STATED TASK
Omit every picture while repeating the entries exactly.

ENTRIES SUPPLIED
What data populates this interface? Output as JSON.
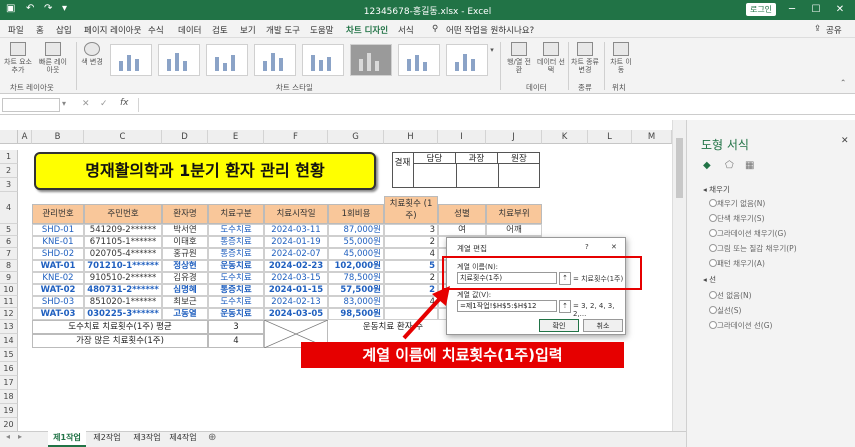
{
  "window": {
    "title": "12345678-홍길동.xlsx - Excel",
    "login_label": "로그인",
    "minimize": "─",
    "restore": "☐",
    "close": "✕"
  },
  "menu": {
    "items": [
      "파일",
      "홈",
      "삽입",
      "페이지 레이아웃",
      "수식",
      "데이터",
      "검토",
      "보기",
      "개발 도구",
      "도움말",
      "차트 디자인",
      "서식"
    ],
    "active_index": 10,
    "tell_me": "어떤 작업을 원하시나요?",
    "share": "공유"
  },
  "ribbon": {
    "add_element": "차트 요소 추가",
    "quick_layout": "빠른 레이아웃",
    "change_colors": "색 변경",
    "switch_row_col": "행/열 전환",
    "select_data": "데이터 선택",
    "change_chart_type": "차트 종류 변경",
    "move_chart": "차트 이동",
    "groups": {
      "layout": "차트 레이아웃",
      "styles": "차트 스타일",
      "data": "데이터",
      "type": "종류",
      "location": "위치"
    }
  },
  "formula_bar": {
    "name_box": "",
    "cancel": "✕",
    "enter": "✓",
    "fx": "fx",
    "content": ""
  },
  "sheet": {
    "columns": [
      "A",
      "B",
      "C",
      "D",
      "E",
      "F",
      "G",
      "H",
      "I",
      "J",
      "K",
      "L",
      "M"
    ],
    "rows": [
      "1",
      "2",
      "3",
      "4",
      "5",
      "6",
      "7",
      "8",
      "9",
      "10",
      "11",
      "12",
      "13",
      "14",
      "15",
      "16",
      "17",
      "18",
      "19",
      "20"
    ],
    "title": "명재활의학과 1분기 환자 관리 현황",
    "approval": {
      "side": "결재",
      "h1": "담당",
      "h2": "과장",
      "h3": "원장"
    },
    "headers": [
      "관리번호",
      "주민번호",
      "환자명",
      "치료구분",
      "치료시작일",
      "1회비용",
      "치료횟수 (1주)",
      "성별",
      "치료부위"
    ],
    "data_rows": [
      [
        "SHD-01",
        "541209-2******",
        "박서연",
        "도수치료",
        "2024-03-11",
        "87,000원",
        "3",
        "여",
        "어깨"
      ],
      [
        "KNE-01",
        "671105-1******",
        "이태호",
        "통증치료",
        "2024-01-19",
        "55,000원",
        "2",
        "",
        ""
      ],
      [
        "SHD-02",
        "020705-4******",
        "홍규원",
        "통증치료",
        "2024-02-07",
        "45,000원",
        "4",
        "",
        ""
      ],
      [
        "WAT-01",
        "701210-1******",
        "정상현",
        "운동치료",
        "2024-02-23",
        "102,000원",
        "5",
        "",
        ""
      ],
      [
        "KNE-02",
        "910510-2******",
        "김유경",
        "도수치료",
        "2024-03-15",
        "78,500원",
        "2",
        "",
        ""
      ],
      [
        "WAT-02",
        "480731-2******",
        "심명혜",
        "통증치료",
        "2024-01-15",
        "57,500원",
        "2",
        "",
        ""
      ],
      [
        "SHD-03",
        "851020-1******",
        "최보근",
        "도수치료",
        "2024-02-13",
        "83,000원",
        "4",
        "",
        ""
      ],
      [
        "WAT-03",
        "030225-3******",
        "고동열",
        "운동치료",
        "2024-03-05",
        "98,500원",
        "",
        "",
        ""
      ]
    ],
    "row13_label": "도수치료 치료횟수(1주) 평균",
    "row13_value": "3",
    "row13_right": "운동치료 환자 수",
    "row14_label": "가장 많은 치료횟수(1주)",
    "row14_value": "4"
  },
  "sheet_tabs": [
    "제1작업",
    "제2작업",
    "제3작업",
    "제4작업"
  ],
  "sheet_tab_active": 0,
  "dialog": {
    "title": "계열 편집",
    "help": "?",
    "close": "✕",
    "name_label": "계열 이름(N):",
    "name_value": "치료횟수(1주)",
    "name_preview": "= 치료횟수(1주)",
    "values_label": "계열 값(V):",
    "values_value": "=제1작업!$H$5:$H$12",
    "values_preview": "= 3, 2, 4, 3, 2,...",
    "ok": "확인",
    "cancel": "취소"
  },
  "callout": {
    "text": "계열 이름에 치료횟수(1주)입력"
  },
  "pane": {
    "title": "도형 서식",
    "close": "✕",
    "fill_section": "채우기",
    "fill_options": [
      "채우기 없음(N)",
      "단색 채우기(S)",
      "그라데이션 채우기(G)",
      "그림 또는 질감 채우기(P)",
      "패턴 채우기(A)"
    ],
    "line_section": "선",
    "line_options": [
      "선 없음(N)",
      "실선(S)",
      "그라데이션 선(G)"
    ]
  },
  "colors": {
    "accent": "#217346",
    "title_fill": "#ffff00",
    "header_fill": "#f9c79a",
    "highlight": "#e60000",
    "link_blue": "#1f5fbf"
  }
}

TASK RESULT
What data populates this interface? Output as JSON.
{
  "window": {
    "title": "12345678-홍길동.xlsx - Excel",
    "login_label": "로그인",
    "minimize": "─",
    "restore": "☐",
    "close": "✕"
  },
  "menu": {
    "items": [
      "파일",
      "홈",
      "삽입",
      "페이지 레이아웃",
      "수식",
      "데이터",
      "검토",
      "보기",
      "개발 도구",
      "도움말",
      "차트 디자인",
      "서식"
    ],
    "active_index": 10,
    "tell_me": "어떤 작업을 원하시나요?",
    "share": "공유"
  },
  "ribbon": {
    "add_element": "차트 요소 추가",
    "quick_layout": "빠른 레이아웃",
    "change_colors": "색 변경",
    "switch_row_col": "행/열 전환",
    "select_data": "데이터 선택",
    "change_chart_type": "차트 종류 변경",
    "move_chart": "차트 이동",
    "groups": {
      "layout": "차트 레이아웃",
      "styles": "차트 스타일",
      "data": "데이터",
      "type": "종류",
      "location": "위치"
    }
  },
  "formula_bar": {
    "name_box": "",
    "cancel": "✕",
    "enter": "✓",
    "fx": "fx",
    "content": ""
  },
  "sheet": {
    "columns": [
      "A",
      "B",
      "C",
      "D",
      "E",
      "F",
      "G",
      "H",
      "I",
      "J",
      "K",
      "L",
      "M"
    ],
    "rows": [
      "1",
      "2",
      "3",
      "4",
      "5",
      "6",
      "7",
      "8",
      "9",
      "10",
      "11",
      "12",
      "13",
      "14",
      "15",
      "16",
      "17",
      "18",
      "19",
      "20"
    ],
    "title": "명재활의학과 1분기 환자 관리 현황",
    "approval": {
      "side": "결재",
      "h1": "담당",
      "h2": "과장",
      "h3": "원장"
    },
    "headers": [
      "관리번호",
      "주민번호",
      "환자명",
      "치료구분",
      "치료시작일",
      "1회비용",
      "치료횟수 (1주)",
      "성별",
      "치료부위"
    ],
    "data_rows": [
      [
        "SHD-01",
        "541209-2******",
        "박서연",
        "도수치료",
        "2024-03-11",
        "87,000원",
        "3",
        "여",
        "어깨"
      ],
      [
        "KNE-01",
        "671105-1******",
        "이태호",
        "통증치료",
        "2024-01-19",
        "55,000원",
        "2",
        "",
        ""
      ],
      [
        "SHD-02",
        "020705-4******",
        "홍규원",
        "통증치료",
        "2024-02-07",
        "45,000원",
        "4",
        "",
        ""
      ],
      [
        "WAT-01",
        "701210-1******",
        "정상현",
        "운동치료",
        "2024-02-23",
        "102,000원",
        "5",
        "",
        ""
      ],
      [
        "KNE-02",
        "910510-2******",
        "김유경",
        "도수치료",
        "2024-03-15",
        "78,500원",
        "2",
        "",
        ""
      ],
      [
        "WAT-02",
        "480731-2******",
        "심명혜",
        "통증치료",
        "2024-01-15",
        "57,500원",
        "2",
        "",
        ""
      ],
      [
        "SHD-03",
        "851020-1******",
        "최보근",
        "도수치료",
        "2024-02-13",
        "83,000원",
        "4",
        "",
        ""
      ],
      [
        "WAT-03",
        "030225-3******",
        "고동열",
        "운동치료",
        "2024-03-05",
        "98,500원",
        "",
        "",
        ""
      ]
    ],
    "row13_label": "도수치료 치료횟수(1주) 평균",
    "row13_value": "3",
    "row13_right": "운동치료 환자 수",
    "row14_label": "가장 많은 치료횟수(1주)",
    "row14_value": "4"
  },
  "sheet_tabs": [
    "제1작업",
    "제2작업",
    "제3작업",
    "제4작업"
  ],
  "sheet_tab_active": 0,
  "dialog": {
    "title": "계열 편집",
    "help": "?",
    "close": "✕",
    "name_label": "계열 이름(N):",
    "name_value": "치료횟수(1주)",
    "name_preview": "= 치료횟수(1주)",
    "values_label": "계열 값(V):",
    "values_value": "=제1작업!$H$5:$H$12",
    "values_preview": "= 3, 2, 4, 3, 2,...",
    "ok": "확인",
    "cancel": "취소"
  },
  "callout": {
    "text": "계열 이름에 치료횟수(1주)입력"
  },
  "pane": {
    "title": "도형 서식",
    "close": "✕",
    "fill_section": "채우기",
    "fill_options": [
      "채우기 없음(N)",
      "단색 채우기(S)",
      "그라데이션 채우기(G)",
      "그림 또는 질감 채우기(P)",
      "패턴 채우기(A)"
    ],
    "line_section": "선",
    "line_options": [
      "선 없음(N)",
      "실선(S)",
      "그라데이션 선(G)"
    ]
  },
  "colors": {
    "accent": "#217346",
    "title_fill": "#ffff00",
    "header_fill": "#f9c79a",
    "highlight": "#e60000",
    "link_blue": "#1f5fbf"
  }
}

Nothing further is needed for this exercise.